WHAT TO DO:
Extract all lines containing "lowest".

MATERIAL:
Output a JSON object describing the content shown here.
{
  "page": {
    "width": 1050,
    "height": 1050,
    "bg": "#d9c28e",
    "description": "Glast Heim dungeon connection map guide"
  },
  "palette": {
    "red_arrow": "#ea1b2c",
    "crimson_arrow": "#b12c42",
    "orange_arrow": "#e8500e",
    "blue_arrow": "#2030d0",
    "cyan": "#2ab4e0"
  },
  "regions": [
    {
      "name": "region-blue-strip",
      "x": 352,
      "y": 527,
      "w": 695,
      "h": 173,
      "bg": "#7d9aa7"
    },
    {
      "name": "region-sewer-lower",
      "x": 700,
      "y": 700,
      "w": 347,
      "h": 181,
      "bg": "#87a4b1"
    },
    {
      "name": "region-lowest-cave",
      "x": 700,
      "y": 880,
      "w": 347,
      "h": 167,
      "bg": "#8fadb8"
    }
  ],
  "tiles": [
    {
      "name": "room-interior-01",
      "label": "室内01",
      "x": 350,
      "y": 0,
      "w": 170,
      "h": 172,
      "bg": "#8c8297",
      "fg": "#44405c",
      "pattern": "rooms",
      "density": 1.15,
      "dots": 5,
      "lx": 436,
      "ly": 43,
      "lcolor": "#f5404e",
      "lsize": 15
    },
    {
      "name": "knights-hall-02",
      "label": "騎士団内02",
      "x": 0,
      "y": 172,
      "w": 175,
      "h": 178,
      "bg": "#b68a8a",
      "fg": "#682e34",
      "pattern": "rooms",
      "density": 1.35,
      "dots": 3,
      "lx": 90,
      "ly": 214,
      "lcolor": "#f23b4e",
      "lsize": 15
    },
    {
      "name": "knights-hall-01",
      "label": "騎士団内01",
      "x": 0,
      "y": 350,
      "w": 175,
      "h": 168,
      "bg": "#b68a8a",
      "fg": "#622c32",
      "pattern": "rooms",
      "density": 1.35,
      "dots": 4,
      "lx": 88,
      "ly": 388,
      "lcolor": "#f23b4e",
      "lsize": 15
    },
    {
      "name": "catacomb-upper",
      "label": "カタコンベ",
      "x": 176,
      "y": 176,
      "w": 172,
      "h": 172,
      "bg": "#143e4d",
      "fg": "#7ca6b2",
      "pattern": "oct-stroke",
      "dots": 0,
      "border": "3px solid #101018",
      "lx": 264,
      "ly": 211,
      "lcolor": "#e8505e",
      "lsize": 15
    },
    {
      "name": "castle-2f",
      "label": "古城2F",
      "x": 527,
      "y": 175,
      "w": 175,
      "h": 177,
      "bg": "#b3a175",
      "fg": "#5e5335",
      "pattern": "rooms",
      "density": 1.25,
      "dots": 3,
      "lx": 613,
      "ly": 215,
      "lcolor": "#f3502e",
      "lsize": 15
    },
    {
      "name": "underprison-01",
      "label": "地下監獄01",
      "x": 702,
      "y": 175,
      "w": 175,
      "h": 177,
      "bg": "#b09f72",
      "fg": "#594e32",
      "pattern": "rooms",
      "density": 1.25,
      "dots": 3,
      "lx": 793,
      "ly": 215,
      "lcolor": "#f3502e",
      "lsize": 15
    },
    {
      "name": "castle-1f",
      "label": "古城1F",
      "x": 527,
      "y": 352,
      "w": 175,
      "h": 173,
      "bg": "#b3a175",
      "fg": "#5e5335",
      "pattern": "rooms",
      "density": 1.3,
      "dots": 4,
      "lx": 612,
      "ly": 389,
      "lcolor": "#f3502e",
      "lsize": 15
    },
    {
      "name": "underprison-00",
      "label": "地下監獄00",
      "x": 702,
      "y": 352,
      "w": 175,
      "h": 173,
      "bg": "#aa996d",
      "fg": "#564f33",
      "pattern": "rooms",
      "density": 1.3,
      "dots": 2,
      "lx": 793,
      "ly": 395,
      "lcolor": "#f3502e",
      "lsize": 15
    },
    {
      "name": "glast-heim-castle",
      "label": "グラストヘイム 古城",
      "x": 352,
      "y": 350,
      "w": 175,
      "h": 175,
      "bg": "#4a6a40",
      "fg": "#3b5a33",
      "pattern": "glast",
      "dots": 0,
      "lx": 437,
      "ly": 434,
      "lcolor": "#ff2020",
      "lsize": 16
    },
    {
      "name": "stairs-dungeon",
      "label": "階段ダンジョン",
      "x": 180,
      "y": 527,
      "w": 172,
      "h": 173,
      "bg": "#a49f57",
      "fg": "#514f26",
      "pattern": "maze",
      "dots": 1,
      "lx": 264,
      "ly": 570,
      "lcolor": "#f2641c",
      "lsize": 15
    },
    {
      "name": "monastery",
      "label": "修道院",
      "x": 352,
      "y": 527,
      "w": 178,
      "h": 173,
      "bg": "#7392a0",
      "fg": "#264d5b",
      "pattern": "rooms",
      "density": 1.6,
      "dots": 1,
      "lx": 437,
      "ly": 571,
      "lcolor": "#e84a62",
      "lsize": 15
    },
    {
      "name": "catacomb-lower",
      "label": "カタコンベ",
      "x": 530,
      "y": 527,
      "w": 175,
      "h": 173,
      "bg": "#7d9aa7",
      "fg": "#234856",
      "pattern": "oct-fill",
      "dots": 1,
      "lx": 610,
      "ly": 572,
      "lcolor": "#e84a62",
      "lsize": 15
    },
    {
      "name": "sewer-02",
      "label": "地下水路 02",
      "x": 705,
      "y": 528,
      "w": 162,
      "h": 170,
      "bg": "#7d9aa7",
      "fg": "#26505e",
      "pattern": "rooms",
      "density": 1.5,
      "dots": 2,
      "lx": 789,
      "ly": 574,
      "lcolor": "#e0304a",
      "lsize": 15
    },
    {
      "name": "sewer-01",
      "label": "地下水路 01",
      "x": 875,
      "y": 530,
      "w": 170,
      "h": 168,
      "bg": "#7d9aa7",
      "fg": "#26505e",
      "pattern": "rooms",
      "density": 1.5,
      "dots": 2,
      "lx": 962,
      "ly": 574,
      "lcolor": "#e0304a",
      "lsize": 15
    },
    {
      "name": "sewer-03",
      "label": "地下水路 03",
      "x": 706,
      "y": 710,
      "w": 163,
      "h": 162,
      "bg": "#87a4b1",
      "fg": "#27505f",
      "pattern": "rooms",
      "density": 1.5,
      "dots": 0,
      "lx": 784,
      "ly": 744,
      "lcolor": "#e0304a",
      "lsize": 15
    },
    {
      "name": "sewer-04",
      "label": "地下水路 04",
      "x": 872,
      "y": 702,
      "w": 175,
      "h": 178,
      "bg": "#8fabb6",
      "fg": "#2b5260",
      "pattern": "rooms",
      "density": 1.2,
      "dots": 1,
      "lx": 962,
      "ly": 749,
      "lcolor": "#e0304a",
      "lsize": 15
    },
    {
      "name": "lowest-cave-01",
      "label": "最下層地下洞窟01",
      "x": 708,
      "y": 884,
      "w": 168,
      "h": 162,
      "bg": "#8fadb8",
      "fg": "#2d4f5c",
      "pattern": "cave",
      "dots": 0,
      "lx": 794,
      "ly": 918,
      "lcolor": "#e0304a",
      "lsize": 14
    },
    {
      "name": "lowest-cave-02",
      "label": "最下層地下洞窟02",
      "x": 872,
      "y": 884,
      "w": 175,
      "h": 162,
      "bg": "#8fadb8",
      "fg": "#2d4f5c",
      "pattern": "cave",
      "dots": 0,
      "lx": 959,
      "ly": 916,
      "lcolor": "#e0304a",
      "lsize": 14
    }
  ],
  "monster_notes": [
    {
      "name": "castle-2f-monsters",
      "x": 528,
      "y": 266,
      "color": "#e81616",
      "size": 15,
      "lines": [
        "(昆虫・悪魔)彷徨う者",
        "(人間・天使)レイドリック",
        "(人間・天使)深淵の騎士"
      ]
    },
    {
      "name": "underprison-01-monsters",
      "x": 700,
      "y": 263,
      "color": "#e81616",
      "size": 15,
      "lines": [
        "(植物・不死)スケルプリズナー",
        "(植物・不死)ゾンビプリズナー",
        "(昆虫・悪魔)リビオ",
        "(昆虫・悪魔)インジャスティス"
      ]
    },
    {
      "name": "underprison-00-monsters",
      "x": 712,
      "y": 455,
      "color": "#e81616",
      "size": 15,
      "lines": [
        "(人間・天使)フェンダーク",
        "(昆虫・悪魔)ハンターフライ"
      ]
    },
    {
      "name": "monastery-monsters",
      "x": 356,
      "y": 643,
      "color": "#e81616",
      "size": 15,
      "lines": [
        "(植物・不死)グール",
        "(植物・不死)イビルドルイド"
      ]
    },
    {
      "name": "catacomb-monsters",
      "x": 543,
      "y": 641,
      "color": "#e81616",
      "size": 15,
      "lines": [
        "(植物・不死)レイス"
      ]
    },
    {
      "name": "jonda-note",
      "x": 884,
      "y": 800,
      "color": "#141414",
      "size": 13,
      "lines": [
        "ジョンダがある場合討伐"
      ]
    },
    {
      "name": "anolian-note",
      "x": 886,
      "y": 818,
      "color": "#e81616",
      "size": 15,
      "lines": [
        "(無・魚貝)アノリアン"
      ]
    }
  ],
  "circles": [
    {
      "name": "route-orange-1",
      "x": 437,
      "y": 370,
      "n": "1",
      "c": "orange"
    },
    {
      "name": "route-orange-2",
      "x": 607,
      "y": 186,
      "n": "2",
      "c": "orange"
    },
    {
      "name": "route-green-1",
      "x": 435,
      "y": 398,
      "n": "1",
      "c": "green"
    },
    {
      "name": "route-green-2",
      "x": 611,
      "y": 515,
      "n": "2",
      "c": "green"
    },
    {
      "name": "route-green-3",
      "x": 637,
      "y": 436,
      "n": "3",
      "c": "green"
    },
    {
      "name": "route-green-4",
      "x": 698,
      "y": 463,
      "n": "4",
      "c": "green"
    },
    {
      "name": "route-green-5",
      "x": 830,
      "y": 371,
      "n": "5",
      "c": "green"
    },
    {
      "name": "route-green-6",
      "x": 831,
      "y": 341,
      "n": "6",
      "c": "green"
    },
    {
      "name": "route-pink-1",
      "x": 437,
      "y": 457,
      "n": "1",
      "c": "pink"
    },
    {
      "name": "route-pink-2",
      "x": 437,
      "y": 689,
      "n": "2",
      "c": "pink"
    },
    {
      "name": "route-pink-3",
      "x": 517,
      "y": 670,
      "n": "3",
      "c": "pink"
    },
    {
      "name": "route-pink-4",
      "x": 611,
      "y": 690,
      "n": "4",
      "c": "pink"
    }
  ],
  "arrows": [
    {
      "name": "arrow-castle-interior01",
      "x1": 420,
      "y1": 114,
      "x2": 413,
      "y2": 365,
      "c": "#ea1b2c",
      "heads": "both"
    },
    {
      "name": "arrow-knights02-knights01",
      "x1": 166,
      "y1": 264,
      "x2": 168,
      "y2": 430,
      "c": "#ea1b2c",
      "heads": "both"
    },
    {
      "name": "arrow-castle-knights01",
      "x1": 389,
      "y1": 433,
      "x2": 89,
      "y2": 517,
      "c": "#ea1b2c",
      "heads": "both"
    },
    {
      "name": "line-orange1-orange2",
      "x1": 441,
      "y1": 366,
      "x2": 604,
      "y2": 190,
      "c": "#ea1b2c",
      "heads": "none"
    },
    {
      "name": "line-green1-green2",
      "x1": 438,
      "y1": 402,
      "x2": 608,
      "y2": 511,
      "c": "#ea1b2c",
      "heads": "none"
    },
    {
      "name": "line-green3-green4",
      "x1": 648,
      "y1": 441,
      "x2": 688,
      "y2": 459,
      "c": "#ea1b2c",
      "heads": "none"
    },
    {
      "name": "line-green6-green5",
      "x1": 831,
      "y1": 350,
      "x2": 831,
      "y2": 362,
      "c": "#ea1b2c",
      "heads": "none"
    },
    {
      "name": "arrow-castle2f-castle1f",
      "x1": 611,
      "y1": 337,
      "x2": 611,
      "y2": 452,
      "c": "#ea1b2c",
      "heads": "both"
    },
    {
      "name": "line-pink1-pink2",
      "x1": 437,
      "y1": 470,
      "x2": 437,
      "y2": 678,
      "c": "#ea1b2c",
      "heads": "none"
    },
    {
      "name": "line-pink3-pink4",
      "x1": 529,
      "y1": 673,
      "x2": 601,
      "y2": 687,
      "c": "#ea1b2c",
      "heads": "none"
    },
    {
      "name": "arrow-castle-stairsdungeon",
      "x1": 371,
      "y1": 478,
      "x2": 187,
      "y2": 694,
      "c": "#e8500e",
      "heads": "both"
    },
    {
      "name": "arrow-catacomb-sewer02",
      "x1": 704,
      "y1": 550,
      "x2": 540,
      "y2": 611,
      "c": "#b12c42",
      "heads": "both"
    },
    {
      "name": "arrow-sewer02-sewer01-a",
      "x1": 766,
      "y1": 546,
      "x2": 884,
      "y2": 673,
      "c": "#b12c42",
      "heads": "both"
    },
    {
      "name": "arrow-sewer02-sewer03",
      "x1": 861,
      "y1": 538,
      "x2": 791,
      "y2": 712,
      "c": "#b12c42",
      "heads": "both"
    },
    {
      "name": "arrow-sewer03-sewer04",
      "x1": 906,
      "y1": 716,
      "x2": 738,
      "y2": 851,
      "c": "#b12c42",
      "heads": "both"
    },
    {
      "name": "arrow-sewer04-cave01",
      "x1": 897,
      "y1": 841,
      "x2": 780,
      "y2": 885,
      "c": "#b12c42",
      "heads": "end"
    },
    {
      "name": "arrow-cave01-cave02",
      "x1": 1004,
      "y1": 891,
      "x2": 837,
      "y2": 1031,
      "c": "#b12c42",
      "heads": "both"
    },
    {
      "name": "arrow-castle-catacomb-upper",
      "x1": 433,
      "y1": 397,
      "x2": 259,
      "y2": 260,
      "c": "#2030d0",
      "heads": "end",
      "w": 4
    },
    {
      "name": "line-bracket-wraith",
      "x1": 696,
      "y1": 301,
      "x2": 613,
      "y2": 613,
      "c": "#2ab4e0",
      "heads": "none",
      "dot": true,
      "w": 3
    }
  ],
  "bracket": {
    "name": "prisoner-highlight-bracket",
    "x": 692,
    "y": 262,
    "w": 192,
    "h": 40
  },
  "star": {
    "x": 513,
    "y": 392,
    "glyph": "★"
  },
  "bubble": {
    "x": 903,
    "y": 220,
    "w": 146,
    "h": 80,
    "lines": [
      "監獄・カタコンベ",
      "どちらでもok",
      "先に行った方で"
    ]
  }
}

TASK ANSWER:
      "name": "region-lowest-cave",
      "name": "lowest-cave-01",
      "name": "lowest-cave-02",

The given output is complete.